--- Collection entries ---
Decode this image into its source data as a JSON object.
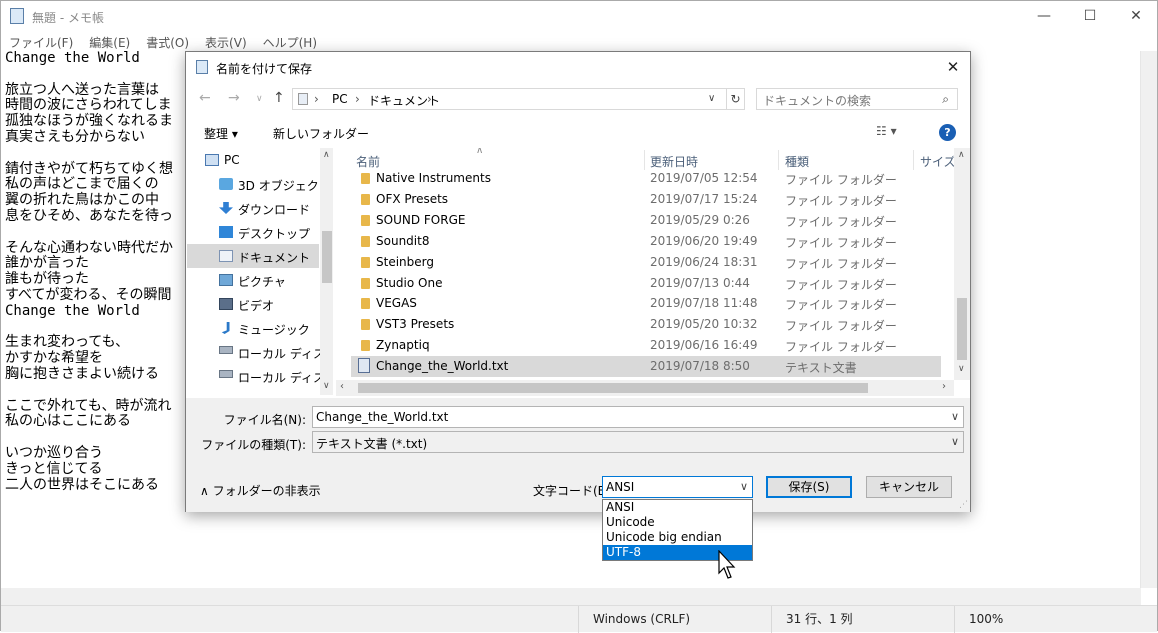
{
  "notepad": {
    "title": "無題 - メモ帳",
    "menu": [
      "ファイル(F)",
      "編集(E)",
      "書式(O)",
      "表示(V)",
      "ヘルプ(H)"
    ],
    "lines": [
      "Change the World",
      "",
      "旅立つ人へ送った言葉は",
      "時間の波にさらわれてしま",
      "孤独なほうが強くなれるま",
      "真実さえも分からない",
      "",
      "錆付きやがて朽ちてゆく想",
      "私の声はどこまで届くの",
      "翼の折れた鳥はかこの中",
      "息をひそめ、あなたを待っ",
      "",
      "そんな心通わない時代だか",
      "誰かが言った",
      "誰もが待った",
      "すべてが変わる、その瞬間",
      "Change the World",
      "",
      "生まれ変わっても、",
      "かすかな希望を",
      "胸に抱きさまよい続ける",
      "",
      "ここで外れても、時が流れ",
      "私の心はここにある",
      "",
      "いつか巡り合う",
      "きっと信じてる",
      "二人の世界はそこにある"
    ],
    "status": {
      "line_ending": "Windows (CRLF)",
      "position": "31 行、1 列",
      "zoom": "100%"
    }
  },
  "dialog": {
    "title": "名前を付けて保存",
    "address": [
      "PC",
      "ドキュメント"
    ],
    "search_placeholder": "ドキュメントの検索",
    "toolbar": {
      "organize": "整理 ▾",
      "new_folder": "新しいフォルダー"
    },
    "nav_items": [
      {
        "label": "PC",
        "icon": "pc-icon"
      },
      {
        "label": "3D オブジェクト",
        "icon": "cube-icon"
      },
      {
        "label": "ダウンロード",
        "icon": "download-icon"
      },
      {
        "label": "デスクトップ",
        "icon": "desktop-icon"
      },
      {
        "label": "ドキュメント",
        "icon": "document-icon",
        "selected": true
      },
      {
        "label": "ピクチャ",
        "icon": "picture-icon"
      },
      {
        "label": "ビデオ",
        "icon": "video-icon"
      },
      {
        "label": "ミュージック",
        "icon": "music-icon"
      },
      {
        "label": "ローカル ディスク (",
        "icon": "disk-icon"
      },
      {
        "label": "ローカル ディスク (",
        "icon": "disk-icon"
      }
    ],
    "columns": [
      "名前",
      "更新日時",
      "種類",
      "サイズ"
    ],
    "files": [
      {
        "name": "Native Instruments",
        "date": "2019/07/05 12:54",
        "type": "ファイル フォルダー",
        "kind": "folder"
      },
      {
        "name": "OFX Presets",
        "date": "2019/07/17 15:24",
        "type": "ファイル フォルダー",
        "kind": "folder"
      },
      {
        "name": "SOUND FORGE",
        "date": "2019/05/29 0:26",
        "type": "ファイル フォルダー",
        "kind": "folder"
      },
      {
        "name": "Soundit8",
        "date": "2019/06/20 19:49",
        "type": "ファイル フォルダー",
        "kind": "folder"
      },
      {
        "name": "Steinberg",
        "date": "2019/06/24 18:31",
        "type": "ファイル フォルダー",
        "kind": "folder"
      },
      {
        "name": "Studio One",
        "date": "2019/07/13 0:44",
        "type": "ファイル フォルダー",
        "kind": "folder"
      },
      {
        "name": "VEGAS",
        "date": "2019/07/18 11:48",
        "type": "ファイル フォルダー",
        "kind": "folder"
      },
      {
        "name": "VST3 Presets",
        "date": "2019/05/20 10:32",
        "type": "ファイル フォルダー",
        "kind": "folder"
      },
      {
        "name": "Zynaptiq",
        "date": "2019/06/16 16:49",
        "type": "ファイル フォルダー",
        "kind": "folder"
      },
      {
        "name": "Change_the_World.txt",
        "date": "2019/07/18 8:50",
        "type": "テキスト文書",
        "kind": "text",
        "selected": true
      }
    ],
    "filename_label": "ファイル名(N):",
    "filename_value": "Change_the_World.txt",
    "filetype_label": "ファイルの種類(T):",
    "filetype_value": "テキスト文書 (*.txt)",
    "hide_folders": "フォルダーの非表示",
    "encoding_label": "文字コード(E):",
    "encoding_value": "ANSI",
    "encoding_options": [
      "ANSI",
      "Unicode",
      "Unicode big endian",
      "UTF-8"
    ],
    "encoding_highlighted": "UTF-8",
    "save_label": "保存(S)",
    "cancel_label": "キャンセル"
  },
  "colors": {
    "accent": "#0078d7",
    "folder": "#e8b74a",
    "selection": "#d9d9d9"
  }
}
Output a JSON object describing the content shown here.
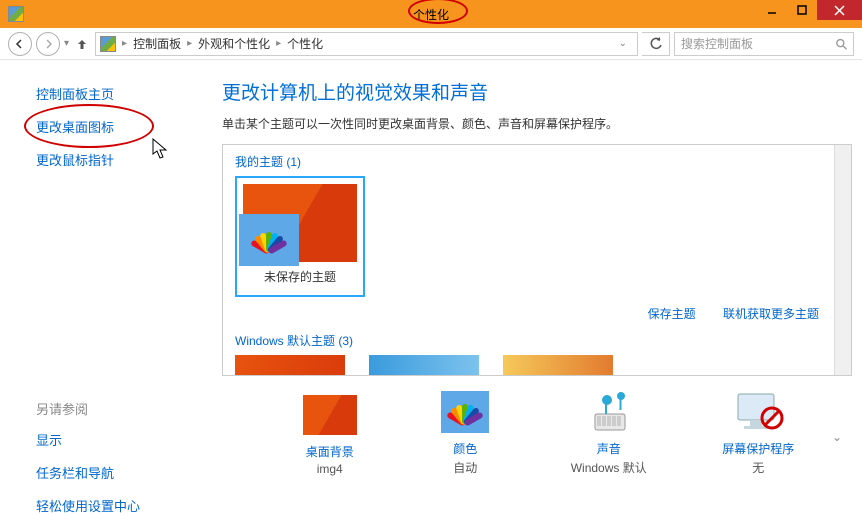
{
  "window": {
    "title": "个性化"
  },
  "breadcrumb": {
    "root_label": "控制面板",
    "cat_label": "外观和个性化",
    "page_label": "个性化"
  },
  "search": {
    "placeholder": "搜索控制面板"
  },
  "sidebar": {
    "home": "控制面板主页",
    "change_icons": "更改桌面图标",
    "change_pointer": "更改鼠标指针",
    "see_also_hdr": "另请参阅",
    "display": "显示",
    "taskbar": "任务栏和导航",
    "ease": "轻松使用设置中心"
  },
  "main": {
    "heading": "更改计算机上的视觉效果和声音",
    "subtext": "单击某个主题可以一次性同时更改桌面背景、颜色、声音和屏幕保护程序。"
  },
  "themes": {
    "my_themes_label": "我的主题 (1)",
    "unsaved_name": "未保存的主题",
    "save_label": "保存主题",
    "get_more_label": "联机获取更多主题",
    "default_label": "Windows 默认主题 (3)"
  },
  "bottom": {
    "bg_label": "桌面背景",
    "bg_val": "img4",
    "color_label": "颜色",
    "color_val": "自动",
    "sound_label": "声音",
    "sound_val": "Windows 默认",
    "saver_label": "屏幕保护程序",
    "saver_val": "无"
  }
}
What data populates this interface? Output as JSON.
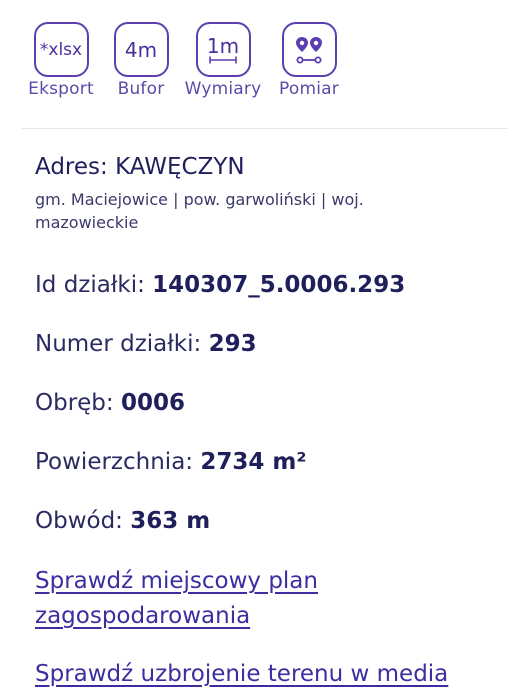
{
  "toolbar": {
    "export": {
      "icon_text": "*xlsx",
      "label": "Eksport"
    },
    "buffer": {
      "icon_text": "4m",
      "label": "Bufor"
    },
    "dimensions": {
      "icon_text": "1m",
      "label": "Wymiary"
    },
    "measure": {
      "label": "Pomiar"
    }
  },
  "address": {
    "prefix": "Adres:",
    "value": "KAWĘCZYN",
    "sub": "gm. Maciejowice | pow. garwoliński | woj. mazowieckie"
  },
  "details": {
    "id": {
      "label": "Id działki:",
      "value": "140307_5.0006.293"
    },
    "number": {
      "label": "Numer działki:",
      "value": "293"
    },
    "precinct": {
      "label": "Obręb:",
      "value": "0006"
    },
    "area": {
      "label": "Powierzchnia:",
      "value": "2734 m²"
    },
    "perimeter": {
      "label": "Obwód:",
      "value": "363 m"
    }
  },
  "links": {
    "zoning_plan": "Sprawdź miejscowy plan zagospodarowania",
    "utilities": "Sprawdź uzbrojenie terenu w media"
  },
  "colors": {
    "accent": "#5b3fb0",
    "text": "#1f1f5c"
  }
}
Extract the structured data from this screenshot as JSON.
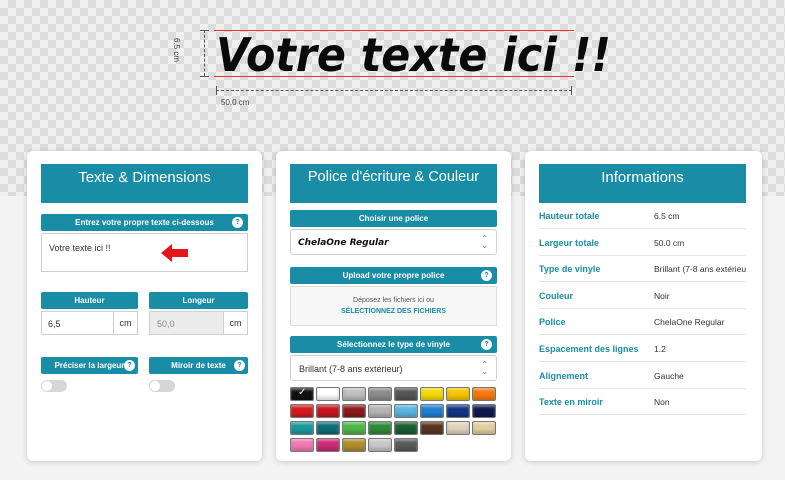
{
  "preview": {
    "text": "Votre texte ici !!",
    "height_label": "6.5 cm",
    "width_label": "50.0 cm"
  },
  "text_panel": {
    "title": "Texte & Dimensions",
    "input_label": "Entrez votre propre texte ci-dessous",
    "input_value": "Votre texte ici !!",
    "height_label": "Hauteur",
    "height_value": "6,5",
    "height_unit": "cm",
    "length_label": "Longeur",
    "length_value": "50,0",
    "length_unit": "cm",
    "width_toggle_label": "Préciser la largeur",
    "mirror_toggle_label": "Miroir de texte",
    "help": "?"
  },
  "font_panel": {
    "title": "Police d'écriture & Couleur",
    "font_label": "Choisir une police",
    "font_value": "ChelaOne Regular",
    "upload_label": "Upload votre propre police",
    "drop_text": "Déposez les fichiers ici ou",
    "select_files": "SÉLECTIONNEZ DES FICHIERS",
    "vinyl_label": "Sélectionnez le type de vinyle",
    "vinyl_value": "Brillant (7-8 ans extérieur)",
    "help": "?",
    "colors": [
      "#111111",
      "#ffffff",
      "#bfbfbf",
      "#8c8c8c",
      "#555555",
      "#f5d90a",
      "#f7c600",
      "#f47a10",
      "#d71920",
      "#c4161c",
      "#8c1a1a",
      "#b5b5b5",
      "#5ab5e0",
      "#1d7fd1",
      "#13328a",
      "#0e1a4e",
      "#1a9a9a",
      "#0d6f75",
      "#4cb749",
      "#2e8b3a",
      "#1b5e34",
      "#5a3422",
      "#ded3bd",
      "#e2cf9f",
      "#f07ab0",
      "#cc2b74",
      "#b08d2c",
      "#c8c8c8",
      "#5a5a5a"
    ]
  },
  "info_panel": {
    "title": "Informations",
    "rows": [
      {
        "label": "Hauteur totale",
        "value": "6.5 cm"
      },
      {
        "label": "Largeur totale",
        "value": "50.0 cm"
      },
      {
        "label": "Type de vinyle",
        "value": "Brillant (7-8 ans extérieur)"
      },
      {
        "label": "Couleur",
        "value": "Noir"
      },
      {
        "label": "Police",
        "value": "ChelaOne Regular"
      },
      {
        "label": "Espacement des lignes",
        "value": "1.2"
      },
      {
        "label": "Alignement",
        "value": "Gauche"
      },
      {
        "label": "Texte en miroir",
        "value": "Non"
      }
    ]
  }
}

--- Problem description ---
Pull every line containing the word "Sprawdź" out of the material.

--- Solution below ---
    "zoning_plan": "Sprawdź miejscowy plan zagospodarowania",
    "utilities": "Sprawdź uzbrojenie terenu w media"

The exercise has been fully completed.